DIRECTIONS FOR THIS TASK ▸
Write out each line exactly as it stands, please.

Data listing
------------------------

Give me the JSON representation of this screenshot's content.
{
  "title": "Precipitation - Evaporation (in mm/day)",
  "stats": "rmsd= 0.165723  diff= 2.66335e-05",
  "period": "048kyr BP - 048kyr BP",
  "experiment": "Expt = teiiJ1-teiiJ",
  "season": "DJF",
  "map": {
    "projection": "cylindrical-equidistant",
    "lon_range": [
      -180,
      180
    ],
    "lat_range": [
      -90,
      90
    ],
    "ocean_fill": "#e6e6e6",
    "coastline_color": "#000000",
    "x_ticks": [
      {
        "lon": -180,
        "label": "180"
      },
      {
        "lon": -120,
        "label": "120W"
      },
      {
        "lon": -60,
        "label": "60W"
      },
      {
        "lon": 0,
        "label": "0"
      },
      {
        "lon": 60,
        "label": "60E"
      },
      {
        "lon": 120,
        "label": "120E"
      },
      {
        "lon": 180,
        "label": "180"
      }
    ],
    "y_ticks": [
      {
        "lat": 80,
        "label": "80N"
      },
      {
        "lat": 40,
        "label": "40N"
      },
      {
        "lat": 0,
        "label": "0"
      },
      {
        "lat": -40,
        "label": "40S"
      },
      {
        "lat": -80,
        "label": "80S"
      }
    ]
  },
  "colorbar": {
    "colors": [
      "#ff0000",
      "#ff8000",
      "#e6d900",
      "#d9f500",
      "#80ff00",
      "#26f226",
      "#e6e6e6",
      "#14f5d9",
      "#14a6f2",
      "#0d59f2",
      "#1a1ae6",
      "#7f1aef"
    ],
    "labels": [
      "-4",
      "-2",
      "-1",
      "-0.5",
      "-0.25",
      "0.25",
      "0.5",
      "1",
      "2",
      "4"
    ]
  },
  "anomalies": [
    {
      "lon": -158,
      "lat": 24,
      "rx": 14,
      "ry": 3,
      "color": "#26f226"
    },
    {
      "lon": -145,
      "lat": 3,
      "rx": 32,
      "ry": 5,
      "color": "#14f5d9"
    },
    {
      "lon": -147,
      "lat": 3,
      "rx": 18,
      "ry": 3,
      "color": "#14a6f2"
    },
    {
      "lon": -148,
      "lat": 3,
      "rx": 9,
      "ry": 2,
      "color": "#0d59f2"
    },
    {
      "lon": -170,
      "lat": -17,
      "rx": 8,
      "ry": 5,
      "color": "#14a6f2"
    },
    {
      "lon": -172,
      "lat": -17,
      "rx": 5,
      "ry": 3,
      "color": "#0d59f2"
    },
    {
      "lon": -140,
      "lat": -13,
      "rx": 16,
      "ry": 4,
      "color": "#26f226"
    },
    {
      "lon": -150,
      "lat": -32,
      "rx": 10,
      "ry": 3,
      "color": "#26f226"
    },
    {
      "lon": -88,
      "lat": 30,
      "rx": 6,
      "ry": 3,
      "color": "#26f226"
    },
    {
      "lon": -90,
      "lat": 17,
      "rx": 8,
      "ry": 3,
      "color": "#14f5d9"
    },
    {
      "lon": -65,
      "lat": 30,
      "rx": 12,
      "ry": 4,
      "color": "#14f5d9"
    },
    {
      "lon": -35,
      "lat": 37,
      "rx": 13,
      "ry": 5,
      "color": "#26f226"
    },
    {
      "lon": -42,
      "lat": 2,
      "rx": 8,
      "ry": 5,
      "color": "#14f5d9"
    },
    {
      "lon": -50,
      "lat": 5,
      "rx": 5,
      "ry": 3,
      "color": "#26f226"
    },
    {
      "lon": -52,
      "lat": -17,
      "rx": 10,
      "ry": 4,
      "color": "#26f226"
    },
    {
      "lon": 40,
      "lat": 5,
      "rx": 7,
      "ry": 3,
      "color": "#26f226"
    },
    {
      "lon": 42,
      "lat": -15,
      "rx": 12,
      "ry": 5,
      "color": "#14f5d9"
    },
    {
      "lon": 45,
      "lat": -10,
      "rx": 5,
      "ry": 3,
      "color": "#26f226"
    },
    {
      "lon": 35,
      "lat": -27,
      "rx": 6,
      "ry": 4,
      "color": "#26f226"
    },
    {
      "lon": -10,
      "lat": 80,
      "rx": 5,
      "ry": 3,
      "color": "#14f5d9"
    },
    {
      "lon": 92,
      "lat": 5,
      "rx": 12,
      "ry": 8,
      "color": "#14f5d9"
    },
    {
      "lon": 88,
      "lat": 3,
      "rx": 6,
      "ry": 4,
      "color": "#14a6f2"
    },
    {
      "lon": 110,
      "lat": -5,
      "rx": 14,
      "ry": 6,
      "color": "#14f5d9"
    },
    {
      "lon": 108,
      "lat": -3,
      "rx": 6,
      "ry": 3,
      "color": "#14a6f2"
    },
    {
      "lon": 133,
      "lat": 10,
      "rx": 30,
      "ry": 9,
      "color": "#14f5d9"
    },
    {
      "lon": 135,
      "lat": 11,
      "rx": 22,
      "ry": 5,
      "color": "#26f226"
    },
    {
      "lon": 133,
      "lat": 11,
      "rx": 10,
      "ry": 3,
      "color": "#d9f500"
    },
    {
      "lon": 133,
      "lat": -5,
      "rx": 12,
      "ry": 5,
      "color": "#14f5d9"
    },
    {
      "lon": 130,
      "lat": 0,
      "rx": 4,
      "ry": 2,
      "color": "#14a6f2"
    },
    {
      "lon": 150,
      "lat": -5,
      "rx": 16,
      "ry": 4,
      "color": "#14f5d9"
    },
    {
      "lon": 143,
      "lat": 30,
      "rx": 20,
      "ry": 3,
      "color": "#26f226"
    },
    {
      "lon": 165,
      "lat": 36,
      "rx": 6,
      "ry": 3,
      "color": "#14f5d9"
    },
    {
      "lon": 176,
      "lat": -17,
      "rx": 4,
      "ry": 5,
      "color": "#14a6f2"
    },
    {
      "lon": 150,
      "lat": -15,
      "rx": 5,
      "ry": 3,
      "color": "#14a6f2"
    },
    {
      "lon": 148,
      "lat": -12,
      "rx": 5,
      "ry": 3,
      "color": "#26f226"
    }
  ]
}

------------------------

RESPONSE TO THE EXERCISE ▸
Give me the JSON representation of this screenshot's content.
{
  "title": "Precipitation - Evaporation (in mm/day)",
  "stats": "rmsd= 0.165723  diff= 2.66335e-05",
  "period": "048kyr BP - 048kyr BP",
  "experiment": "Expt = teiiJ1-teiiJ",
  "season": "DJF",
  "map": {
    "projection": "cylindrical-equidistant",
    "lon_range": [
      -180,
      180
    ],
    "lat_range": [
      -90,
      90
    ],
    "ocean_fill": "#e6e6e6",
    "coastline_color": "#000000",
    "x_ticks": [
      {
        "lon": -180,
        "label": "180"
      },
      {
        "lon": -120,
        "label": "120W"
      },
      {
        "lon": -60,
        "label": "60W"
      },
      {
        "lon": 0,
        "label": "0"
      },
      {
        "lon": 60,
        "label": "60E"
      },
      {
        "lon": 120,
        "label": "120E"
      },
      {
        "lon": 180,
        "label": "180"
      }
    ],
    "y_ticks": [
      {
        "lat": 80,
        "label": "80N"
      },
      {
        "lat": 40,
        "label": "40N"
      },
      {
        "lat": 0,
        "label": "0"
      },
      {
        "lat": -40,
        "label": "40S"
      },
      {
        "lat": -80,
        "label": "80S"
      }
    ]
  },
  "colorbar": {
    "colors": [
      "#ff0000",
      "#ff8000",
      "#e6d900",
      "#d9f500",
      "#80ff00",
      "#26f226",
      "#e6e6e6",
      "#14f5d9",
      "#14a6f2",
      "#0d59f2",
      "#1a1ae6",
      "#7f1aef"
    ],
    "labels": [
      "-4",
      "-2",
      "-1",
      "-0.5",
      "-0.25",
      "0.25",
      "0.5",
      "1",
      "2",
      "4"
    ]
  },
  "anomalies": [
    {
      "lon": -158,
      "lat": 24,
      "rx": 14,
      "ry": 3,
      "color": "#26f226"
    },
    {
      "lon": -145,
      "lat": 3,
      "rx": 32,
      "ry": 5,
      "color": "#14f5d9"
    },
    {
      "lon": -147,
      "lat": 3,
      "rx": 18,
      "ry": 3,
      "color": "#14a6f2"
    },
    {
      "lon": -148,
      "lat": 3,
      "rx": 9,
      "ry": 2,
      "color": "#0d59f2"
    },
    {
      "lon": -170,
      "lat": -17,
      "rx": 8,
      "ry": 5,
      "color": "#14a6f2"
    },
    {
      "lon": -172,
      "lat": -17,
      "rx": 5,
      "ry": 3,
      "color": "#0d59f2"
    },
    {
      "lon": -140,
      "lat": -13,
      "rx": 16,
      "ry": 4,
      "color": "#26f226"
    },
    {
      "lon": -150,
      "lat": -32,
      "rx": 10,
      "ry": 3,
      "color": "#26f226"
    },
    {
      "lon": -88,
      "lat": 30,
      "rx": 6,
      "ry": 3,
      "color": "#26f226"
    },
    {
      "lon": -90,
      "lat": 17,
      "rx": 8,
      "ry": 3,
      "color": "#14f5d9"
    },
    {
      "lon": -65,
      "lat": 30,
      "rx": 12,
      "ry": 4,
      "color": "#14f5d9"
    },
    {
      "lon": -35,
      "lat": 37,
      "rx": 13,
      "ry": 5,
      "color": "#26f226"
    },
    {
      "lon": -42,
      "lat": 2,
      "rx": 8,
      "ry": 5,
      "color": "#14f5d9"
    },
    {
      "lon": -50,
      "lat": 5,
      "rx": 5,
      "ry": 3,
      "color": "#26f226"
    },
    {
      "lon": -52,
      "lat": -17,
      "rx": 10,
      "ry": 4,
      "color": "#26f226"
    },
    {
      "lon": 40,
      "lat": 5,
      "rx": 7,
      "ry": 3,
      "color": "#26f226"
    },
    {
      "lon": 42,
      "lat": -15,
      "rx": 12,
      "ry": 5,
      "color": "#14f5d9"
    },
    {
      "lon": 45,
      "lat": -10,
      "rx": 5,
      "ry": 3,
      "color": "#26f226"
    },
    {
      "lon": 35,
      "lat": -27,
      "rx": 6,
      "ry": 4,
      "color": "#26f226"
    },
    {
      "lon": -10,
      "lat": 80,
      "rx": 5,
      "ry": 3,
      "color": "#14f5d9"
    },
    {
      "lon": 92,
      "lat": 5,
      "rx": 12,
      "ry": 8,
      "color": "#14f5d9"
    },
    {
      "lon": 88,
      "lat": 3,
      "rx": 6,
      "ry": 4,
      "color": "#14a6f2"
    },
    {
      "lon": 110,
      "lat": -5,
      "rx": 14,
      "ry": 6,
      "color": "#14f5d9"
    },
    {
      "lon": 108,
      "lat": -3,
      "rx": 6,
      "ry": 3,
      "color": "#14a6f2"
    },
    {
      "lon": 133,
      "lat": 10,
      "rx": 30,
      "ry": 9,
      "color": "#14f5d9"
    },
    {
      "lon": 135,
      "lat": 11,
      "rx": 22,
      "ry": 5,
      "color": "#26f226"
    },
    {
      "lon": 133,
      "lat": 11,
      "rx": 10,
      "ry": 3,
      "color": "#d9f500"
    },
    {
      "lon": 133,
      "lat": -5,
      "rx": 12,
      "ry": 5,
      "color": "#14f5d9"
    },
    {
      "lon": 130,
      "lat": 0,
      "rx": 4,
      "ry": 2,
      "color": "#14a6f2"
    },
    {
      "lon": 150,
      "lat": -5,
      "rx": 16,
      "ry": 4,
      "color": "#14f5d9"
    },
    {
      "lon": 143,
      "lat": 30,
      "rx": 20,
      "ry": 3,
      "color": "#26f226"
    },
    {
      "lon": 165,
      "lat": 36,
      "rx": 6,
      "ry": 3,
      "color": "#14f5d9"
    },
    {
      "lon": 176,
      "lat": -17,
      "rx": 4,
      "ry": 5,
      "color": "#14a6f2"
    },
    {
      "lon": 150,
      "lat": -15,
      "rx": 5,
      "ry": 3,
      "color": "#14a6f2"
    },
    {
      "lon": 148,
      "lat": -12,
      "rx": 5,
      "ry": 3,
      "color": "#26f226"
    }
  ]
}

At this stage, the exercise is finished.